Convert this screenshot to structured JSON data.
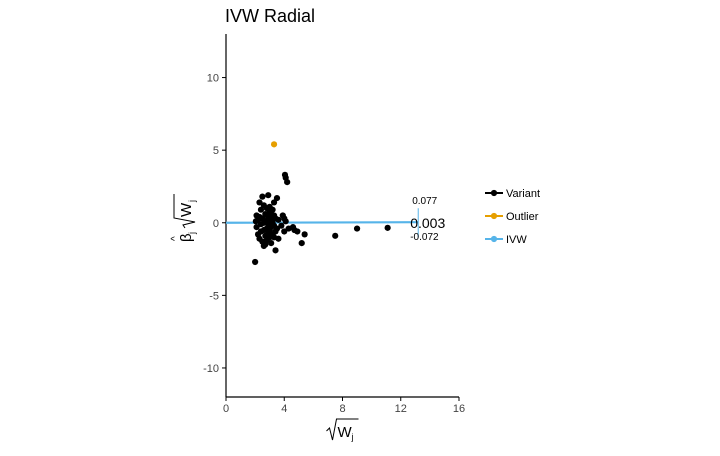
{
  "chart_data": {
    "type": "scatter",
    "title": "IVW Radial",
    "xlabel": "√W_j",
    "ylabel": "β̂_j √W_j",
    "xlim": [
      0,
      16
    ],
    "ylim": [
      -12,
      13
    ],
    "x_ticks": [
      0,
      4,
      8,
      12,
      16
    ],
    "y_ticks": [
      -10,
      -5,
      0,
      5,
      10
    ],
    "grid": false,
    "legend_position": "right",
    "legend": [
      {
        "label": "Variant",
        "color": "#000000"
      },
      {
        "label": "Outlier",
        "color": "#E69F00"
      },
      {
        "label": "IVW",
        "color": "#56B4E9"
      }
    ],
    "ivw": {
      "slope_label": "0.003",
      "upper_label": "0.077",
      "lower_label": "-0.072",
      "slope": 0.003,
      "x_end": 13.2
    },
    "series": [
      {
        "name": "Variant",
        "color": "#000000",
        "points": [
          [
            2.0,
            -2.7
          ],
          [
            2.1,
            0.5
          ],
          [
            2.1,
            -0.3
          ],
          [
            2.2,
            0.2
          ],
          [
            2.2,
            -0.8
          ],
          [
            2.3,
            1.4
          ],
          [
            2.3,
            -1.1
          ],
          [
            2.3,
            0.4
          ],
          [
            2.4,
            -0.1
          ],
          [
            2.4,
            0.9
          ],
          [
            2.5,
            -1.3
          ],
          [
            2.5,
            1.8
          ],
          [
            2.5,
            0.3
          ],
          [
            2.6,
            -0.5
          ],
          [
            2.6,
            1.2
          ],
          [
            2.6,
            -1.6
          ],
          [
            2.7,
            0.6
          ],
          [
            2.7,
            -0.9
          ],
          [
            2.7,
            0.1
          ],
          [
            2.8,
            1.0
          ],
          [
            2.8,
            -0.4
          ],
          [
            2.8,
            -1.2
          ],
          [
            2.9,
            0.4
          ],
          [
            2.9,
            1.9
          ],
          [
            2.9,
            -0.7
          ],
          [
            3.0,
            0.2
          ],
          [
            3.0,
            -1.0
          ],
          [
            3.0,
            1.1
          ],
          [
            3.1,
            0.6
          ],
          [
            3.1,
            -0.3
          ],
          [
            3.1,
            -1.4
          ],
          [
            3.2,
            0.9
          ],
          [
            3.2,
            0.0
          ],
          [
            3.2,
            -0.8
          ],
          [
            3.3,
            1.4
          ],
          [
            3.3,
            -0.2
          ],
          [
            3.3,
            0.5
          ],
          [
            3.4,
            -0.6
          ],
          [
            3.4,
            0.3
          ],
          [
            3.4,
            -1.9
          ],
          [
            3.5,
            1.7
          ],
          [
            3.5,
            -0.4
          ],
          [
            3.6,
            0.2
          ],
          [
            3.6,
            -1.1
          ],
          [
            3.8,
            -0.2
          ],
          [
            3.9,
            0.5
          ],
          [
            4.0,
            0.3
          ],
          [
            4.0,
            -0.6
          ],
          [
            4.05,
            3.3
          ],
          [
            4.1,
            0.1
          ],
          [
            4.1,
            3.1
          ],
          [
            4.2,
            2.8
          ],
          [
            4.3,
            -0.4
          ],
          [
            4.6,
            -0.3
          ],
          [
            4.7,
            -0.5
          ],
          [
            4.9,
            -0.6
          ],
          [
            5.2,
            -1.4
          ],
          [
            5.4,
            -0.8
          ],
          [
            7.5,
            -0.9
          ],
          [
            9.0,
            -0.4
          ],
          [
            11.1,
            -0.35
          ],
          [
            2.05,
            0.1
          ],
          [
            2.4,
            -0.6
          ],
          [
            2.9,
            -0.1
          ],
          [
            3.0,
            0.8
          ],
          [
            3.2,
            0.4
          ],
          [
            2.7,
            -1.5
          ],
          [
            3.3,
            -1.0
          ],
          [
            2.6,
            0.0
          ],
          [
            3.0,
            -0.5
          ]
        ]
      },
      {
        "name": "Outlier",
        "color": "#E69F00",
        "points": [
          [
            3.3,
            5.4
          ]
        ]
      }
    ]
  }
}
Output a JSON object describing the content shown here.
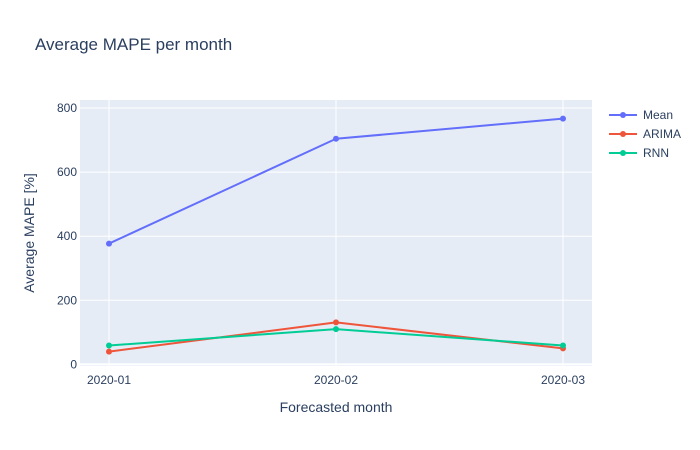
{
  "chart_data": {
    "type": "line",
    "title": "Average MAPE per month",
    "xlabel": "Forecasted month",
    "ylabel": "Average MAPE [%]",
    "categories": [
      "2020-01",
      "2020-02",
      "2020-03"
    ],
    "yticks": [
      0,
      200,
      400,
      600,
      800
    ],
    "ylim": [
      -5,
      825
    ],
    "grid": true,
    "legend_position": "top-right",
    "series": [
      {
        "name": "Mean",
        "color": "#636efa",
        "values": [
          377,
          704,
          767
        ]
      },
      {
        "name": "ARIMA",
        "color": "#ef553b",
        "values": [
          40,
          131,
          50
        ]
      },
      {
        "name": "RNN",
        "color": "#00cc96",
        "values": [
          59,
          110,
          59
        ]
      }
    ]
  }
}
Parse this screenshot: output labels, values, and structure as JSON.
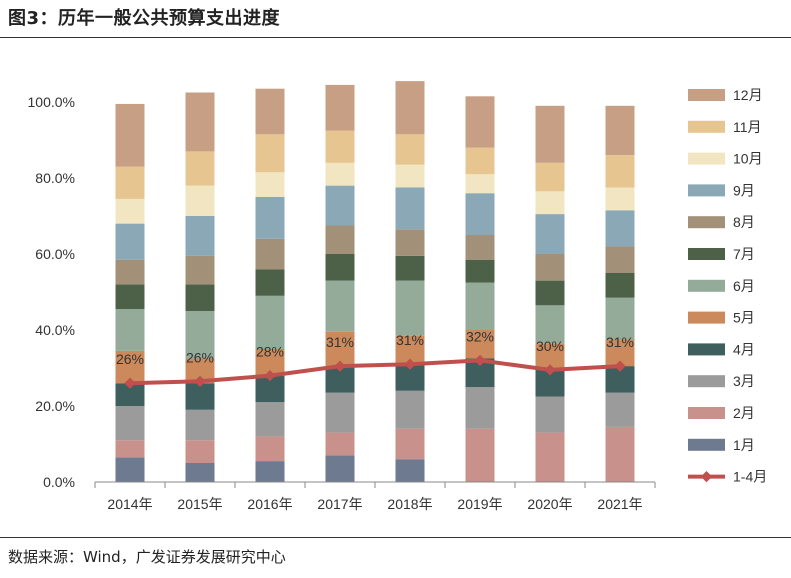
{
  "title": "图3：历年一般公共预算支出进度",
  "source": "数据来源：Wind，广发证券发展研究中心",
  "chart_data": {
    "type": "bar",
    "stacked": true,
    "categories": [
      "2014年",
      "2015年",
      "2016年",
      "2017年",
      "2018年",
      "2019年",
      "2020年",
      "2021年"
    ],
    "y_ticks": [
      "0.0%",
      "20.0%",
      "40.0%",
      "60.0%",
      "80.0%",
      "100.0%"
    ],
    "ylim": [
      0,
      110
    ],
    "series": [
      {
        "name": "1月",
        "color": "#6e7a8f",
        "values": [
          6.5,
          5.0,
          5.5,
          7.0,
          6.0,
          0,
          0,
          0
        ]
      },
      {
        "name": "2月",
        "color": "#c8918c",
        "values": [
          4.5,
          6.0,
          6.5,
          6.0,
          8.0,
          14.0,
          13.0,
          14.5
        ]
      },
      {
        "name": "3月",
        "color": "#9b9b9b",
        "values": [
          9.0,
          8.0,
          9.0,
          10.5,
          10.0,
          11.0,
          9.5,
          9.0
        ]
      },
      {
        "name": "4月",
        "color": "#3f5f5f",
        "values": [
          6.0,
          7.0,
          7.0,
          7.0,
          7.0,
          7.5,
          7.5,
          7.0
        ]
      },
      {
        "name": "5月",
        "color": "#cc8a5c",
        "values": [
          8.5,
          6.5,
          7.0,
          9.0,
          7.5,
          7.5,
          6.5,
          7.0
        ]
      },
      {
        "name": "6月",
        "color": "#93ab98",
        "values": [
          11.0,
          12.5,
          14.0,
          13.5,
          14.5,
          12.5,
          10.0,
          11.0
        ]
      },
      {
        "name": "7月",
        "color": "#4d6148",
        "values": [
          6.5,
          7.0,
          7.0,
          7.0,
          6.5,
          6.0,
          6.5,
          6.5
        ]
      },
      {
        "name": "8月",
        "color": "#a39079",
        "values": [
          6.5,
          7.5,
          8.0,
          7.5,
          7.0,
          6.5,
          7.0,
          7.0
        ]
      },
      {
        "name": "9月",
        "color": "#8aa8b5",
        "values": [
          9.5,
          10.5,
          11.0,
          10.5,
          11.0,
          11.0,
          10.5,
          9.5
        ]
      },
      {
        "name": "10月",
        "color": "#f2e6c2",
        "values": [
          6.5,
          8.0,
          6.5,
          6.0,
          6.0,
          5.0,
          6.0,
          6.0
        ]
      },
      {
        "name": "11月",
        "color": "#e7c590",
        "values": [
          8.5,
          9.0,
          10.0,
          8.5,
          8.0,
          7.0,
          7.5,
          8.5
        ]
      },
      {
        "name": "12月",
        "color": "#c79f84",
        "values": [
          16.5,
          15.5,
          12.0,
          12.0,
          14.0,
          13.5,
          15.0,
          13.0
        ]
      }
    ],
    "line": {
      "name": "1-4月",
      "color": "#c0504d",
      "values": [
        26,
        26.5,
        28,
        30.5,
        31,
        32,
        29.5,
        30.5
      ],
      "labels": [
        "26%",
        "26%",
        "28%",
        "31%",
        "31%",
        "32%",
        "30%",
        "31%"
      ]
    }
  }
}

● **Short exercise**
Copy each line that holds the word "title".

● **Result for this task**
    "title": "IVW Radial",
    "title": "Average MAPE per month",
  "title": "图3：历年一般公共预算支出进度",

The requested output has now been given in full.